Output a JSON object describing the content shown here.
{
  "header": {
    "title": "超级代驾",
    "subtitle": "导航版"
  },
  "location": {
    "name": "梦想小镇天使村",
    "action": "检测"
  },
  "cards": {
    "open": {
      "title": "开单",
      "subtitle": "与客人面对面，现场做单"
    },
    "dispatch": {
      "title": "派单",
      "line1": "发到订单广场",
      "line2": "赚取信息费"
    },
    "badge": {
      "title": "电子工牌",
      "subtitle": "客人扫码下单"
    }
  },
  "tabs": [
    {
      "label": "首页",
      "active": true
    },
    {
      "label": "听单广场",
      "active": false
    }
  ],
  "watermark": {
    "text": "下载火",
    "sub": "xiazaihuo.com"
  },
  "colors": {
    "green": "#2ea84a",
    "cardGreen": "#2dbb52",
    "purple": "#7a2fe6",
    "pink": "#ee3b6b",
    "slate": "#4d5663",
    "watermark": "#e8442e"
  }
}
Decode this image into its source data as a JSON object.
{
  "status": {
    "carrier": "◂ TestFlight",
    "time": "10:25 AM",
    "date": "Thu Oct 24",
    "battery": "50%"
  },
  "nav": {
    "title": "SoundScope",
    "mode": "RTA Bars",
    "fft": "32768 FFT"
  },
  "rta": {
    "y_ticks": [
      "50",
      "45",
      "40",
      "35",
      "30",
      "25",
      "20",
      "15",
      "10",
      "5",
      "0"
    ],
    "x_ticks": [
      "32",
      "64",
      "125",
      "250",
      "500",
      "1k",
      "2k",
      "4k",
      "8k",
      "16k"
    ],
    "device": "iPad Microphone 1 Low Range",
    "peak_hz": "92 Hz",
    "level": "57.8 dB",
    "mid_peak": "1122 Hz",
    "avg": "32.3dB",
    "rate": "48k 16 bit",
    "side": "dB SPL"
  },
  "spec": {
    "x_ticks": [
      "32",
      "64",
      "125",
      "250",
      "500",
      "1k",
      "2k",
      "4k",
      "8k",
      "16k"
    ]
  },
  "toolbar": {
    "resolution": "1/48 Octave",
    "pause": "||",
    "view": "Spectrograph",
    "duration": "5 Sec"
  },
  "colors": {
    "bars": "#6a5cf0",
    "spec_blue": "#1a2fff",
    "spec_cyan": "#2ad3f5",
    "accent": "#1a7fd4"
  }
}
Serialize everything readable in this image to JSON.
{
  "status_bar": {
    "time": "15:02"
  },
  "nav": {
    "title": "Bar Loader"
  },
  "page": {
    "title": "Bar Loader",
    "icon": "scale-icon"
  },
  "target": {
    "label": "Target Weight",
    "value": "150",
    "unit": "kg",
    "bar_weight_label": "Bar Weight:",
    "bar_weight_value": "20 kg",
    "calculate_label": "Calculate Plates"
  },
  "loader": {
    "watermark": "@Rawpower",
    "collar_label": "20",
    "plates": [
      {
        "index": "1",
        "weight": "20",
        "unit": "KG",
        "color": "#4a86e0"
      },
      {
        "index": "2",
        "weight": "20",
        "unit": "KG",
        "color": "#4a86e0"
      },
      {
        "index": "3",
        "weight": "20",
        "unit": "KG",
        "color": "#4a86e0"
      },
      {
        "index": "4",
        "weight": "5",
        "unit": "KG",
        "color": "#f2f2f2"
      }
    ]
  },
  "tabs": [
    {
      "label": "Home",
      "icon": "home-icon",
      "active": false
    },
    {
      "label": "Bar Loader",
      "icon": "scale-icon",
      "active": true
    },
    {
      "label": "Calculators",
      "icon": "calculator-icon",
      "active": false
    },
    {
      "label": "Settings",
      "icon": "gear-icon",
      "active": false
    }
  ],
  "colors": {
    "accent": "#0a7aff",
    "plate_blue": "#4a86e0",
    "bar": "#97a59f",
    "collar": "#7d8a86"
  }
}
_ _ _ _
■ **Directions**: Recite the full listing above exactly.

■ **Written solution**:
Output a JSON object describing the content shown here.
{
  "header": {
    "title": "超级代驾",
    "subtitle": "导航版"
  },
  "location": {
    "name": "梦想小镇天使村",
    "action": "检测"
  },
  "cards": {
    "open": {
      "title": "开单",
      "subtitle": "与客人面对面，现场做单"
    },
    "dispatch": {
      "title": "派单",
      "line1": "发到订单广场",
      "line2": "赚取信息费"
    },
    "badge": {
      "title": "电子工牌",
      "subtitle": "客人扫码下单"
    }
  },
  "tabs": [
    {
      "label": "首页",
      "active": true
    },
    {
      "label": "听单广场",
      "active": false
    }
  ],
  "watermark": {
    "text": "下载火",
    "sub": "xiazaihuo.com"
  },
  "colors": {
    "green": "#2ea84a",
    "cardGreen": "#2dbb52",
    "purple": "#7a2fe6",
    "pink": "#ee3b6b",
    "slate": "#4d5663",
    "watermark": "#e8442e"
  }
}
Decode this image into its source data as a JSON object.
{
  "status": {
    "carrier": "◂ TestFlight",
    "time": "10:25 AM",
    "date": "Thu Oct 24",
    "battery": "50%"
  },
  "nav": {
    "title": "SoundScope",
    "mode": "RTA Bars",
    "fft": "32768 FFT"
  },
  "rta": {
    "y_ticks": [
      "50",
      "45",
      "40",
      "35",
      "30",
      "25",
      "20",
      "15",
      "10",
      "5",
      "0"
    ],
    "x_ticks": [
      "32",
      "64",
      "125",
      "250",
      "500",
      "1k",
      "2k",
      "4k",
      "8k",
      "16k"
    ],
    "device": "iPad Microphone 1 Low Range",
    "peak_hz": "92 Hz",
    "level": "57.8 dB",
    "mid_peak": "1122 Hz",
    "avg": "32.3dB",
    "rate": "48k 16 bit",
    "side": "dB SPL"
  },
  "spec": {
    "x_ticks": [
      "32",
      "64",
      "125",
      "250",
      "500",
      "1k",
      "2k",
      "4k",
      "8k",
      "16k"
    ]
  },
  "toolbar": {
    "resolution": "1/48 Octave",
    "pause": "||",
    "view": "Spectrograph",
    "duration": "5 Sec"
  },
  "colors": {
    "bars": "#6a5cf0",
    "spec_blue": "#1a2fff",
    "spec_cyan": "#2ad3f5",
    "accent": "#1a7fd4"
  }
}
Serialize everything readable in this image to JSON.
{
  "status_bar": {
    "time": "15:02"
  },
  "nav": {
    "title": "Bar Loader"
  },
  "page": {
    "title": "Bar Loader",
    "icon": "scale-icon"
  },
  "target": {
    "label": "Target Weight",
    "value": "150",
    "unit": "kg",
    "bar_weight_label": "Bar Weight:",
    "bar_weight_value": "20 kg",
    "calculate_label": "Calculate Plates"
  },
  "loader": {
    "watermark": "@Rawpower",
    "collar_label": "20",
    "plates": [
      {
        "index": "1",
        "weight": "20",
        "unit": "KG",
        "color": "#4a86e0"
      },
      {
        "index": "2",
        "weight": "20",
        "unit": "KG",
        "color": "#4a86e0"
      },
      {
        "index": "3",
        "weight": "20",
        "unit": "KG",
        "color": "#4a86e0"
      },
      {
        "index": "4",
        "weight": "5",
        "unit": "KG",
        "color": "#f2f2f2"
      }
    ]
  },
  "tabs": [
    {
      "label": "Home",
      "icon": "home-icon",
      "active": false
    },
    {
      "label": "Bar Loader",
      "icon": "scale-icon",
      "active": true
    },
    {
      "label": "Calculators",
      "icon": "calculator-icon",
      "active": false
    },
    {
      "label": "Settings",
      "icon": "gear-icon",
      "active": false
    }
  ],
  "colors": {
    "accent": "#0a7aff",
    "plate_blue": "#4a86e0",
    "bar": "#97a59f",
    "collar": "#7d8a86"
  }
}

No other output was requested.